(Collected data entries)
::::::::
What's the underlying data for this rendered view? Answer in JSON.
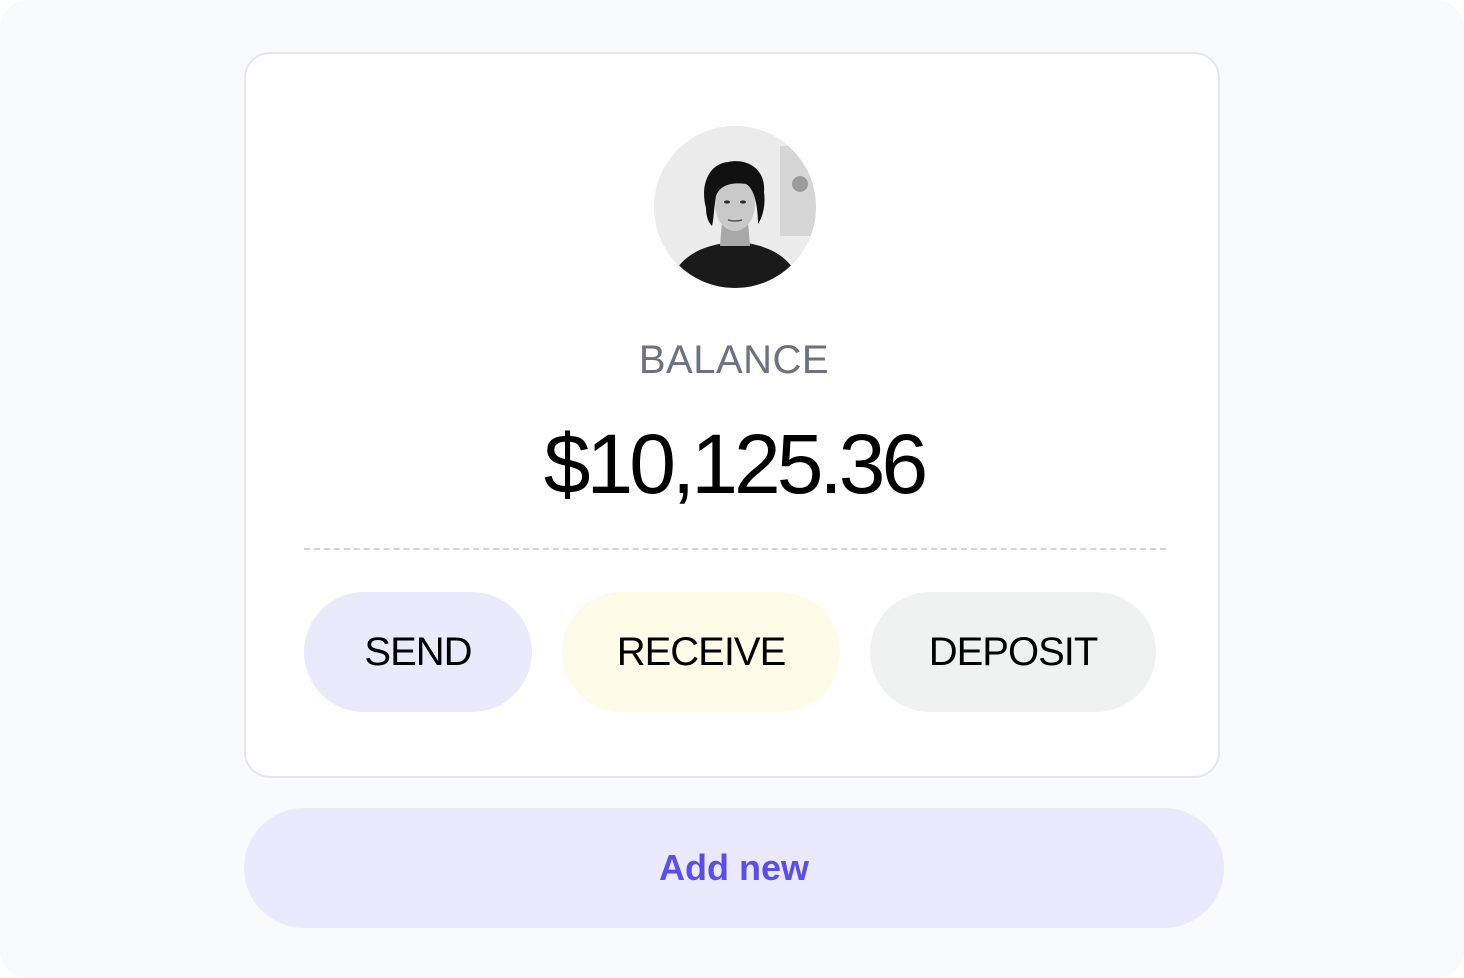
{
  "balance": {
    "label": "BALANCE",
    "amount": "$10,125.36"
  },
  "actions": {
    "send_label": "SEND",
    "receive_label": "RECEIVE",
    "deposit_label": "DEPOSIT"
  },
  "add_new": {
    "label": "Add new"
  },
  "colors": {
    "accent": "#5b4fe6",
    "send_bg": "#ebeafd",
    "receive_bg": "#fefbe9",
    "deposit_bg": "#f0f2f1",
    "add_new_bg": "#ebe9fd"
  }
}
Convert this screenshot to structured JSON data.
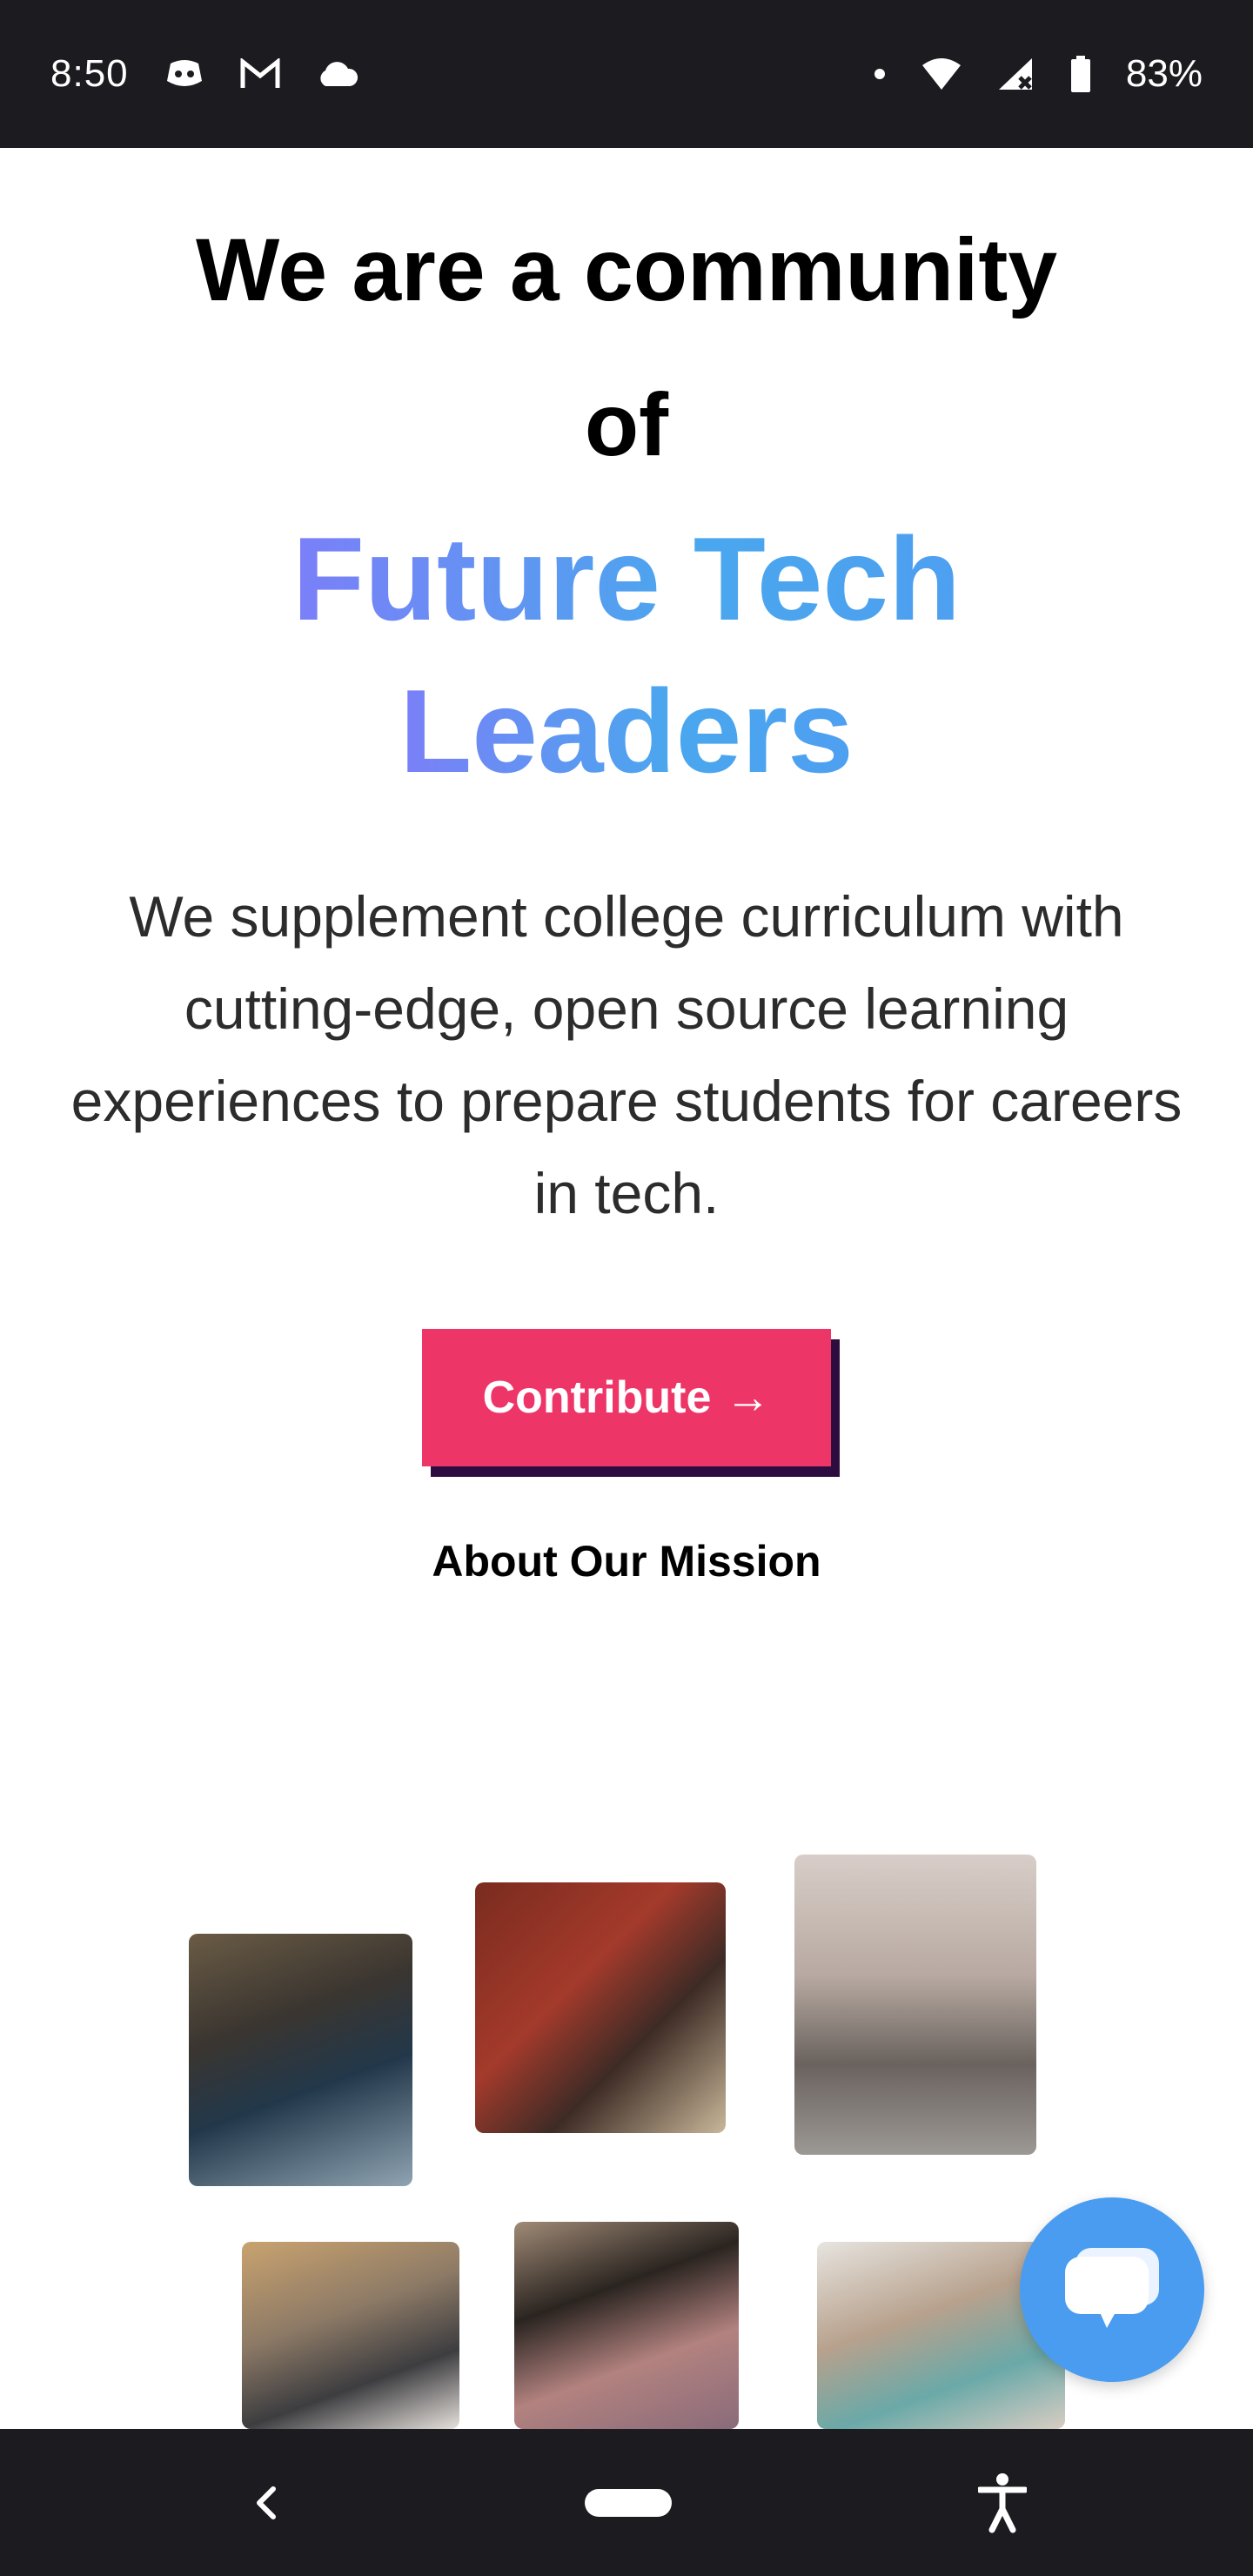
{
  "status_bar": {
    "time": "8:50",
    "left_icons": [
      "discord-icon",
      "gmail-icon",
      "cloud-icon"
    ],
    "right_icons": [
      "dot-icon",
      "wifi-icon",
      "signal-icon",
      "battery-icon"
    ],
    "battery": "83%"
  },
  "hero": {
    "line1": "We are a community",
    "line2": "of",
    "highlight_line1": "Future Tech",
    "highlight_line2": "Leaders",
    "description": "We supplement college curriculum with cutting-edge, open source learning experiences to prepare students for careers in tech."
  },
  "cta": {
    "contribute_label": "Contribute",
    "contribute_arrow": "→",
    "mission_label": "About Our Mission"
  },
  "photos": [
    "student-photo",
    "student-photo",
    "student-photo",
    "student-photo",
    "student-photo",
    "student-photo"
  ],
  "chat": {
    "icon": "chat-bubble-icon"
  },
  "nav_bar": {
    "icons": [
      "back-icon",
      "home-pill-icon",
      "accessibility-icon"
    ]
  },
  "colors": {
    "accent_pink": "#ee3568",
    "gradient_start": "#7b7ff8",
    "gradient_end": "#4e9ff0",
    "chat_blue": "#4a9cf0",
    "system_bar": "#1c1b20"
  }
}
::::::::
Each line from the one that contains "Convert this screenshot" through the end of the records should be restated exactly; include both end lines and leave any pictures out.

| Complete response |
Convert this screenshot to structured JSON data.
{
  "status_bar": {
    "time": "8:50",
    "left_icons": [
      "discord-icon",
      "gmail-icon",
      "cloud-icon"
    ],
    "right_icons": [
      "dot-icon",
      "wifi-icon",
      "signal-icon",
      "battery-icon"
    ],
    "battery": "83%"
  },
  "hero": {
    "line1": "We are a community",
    "line2": "of",
    "highlight_line1": "Future Tech",
    "highlight_line2": "Leaders",
    "description": "We supplement college curriculum with cutting-edge, open source learning experiences to prepare students for careers in tech."
  },
  "cta": {
    "contribute_label": "Contribute",
    "contribute_arrow": "→",
    "mission_label": "About Our Mission"
  },
  "photos": [
    "student-photo",
    "student-photo",
    "student-photo",
    "student-photo",
    "student-photo",
    "student-photo"
  ],
  "chat": {
    "icon": "chat-bubble-icon"
  },
  "nav_bar": {
    "icons": [
      "back-icon",
      "home-pill-icon",
      "accessibility-icon"
    ]
  },
  "colors": {
    "accent_pink": "#ee3568",
    "gradient_start": "#7b7ff8",
    "gradient_end": "#4e9ff0",
    "chat_blue": "#4a9cf0",
    "system_bar": "#1c1b20"
  }
}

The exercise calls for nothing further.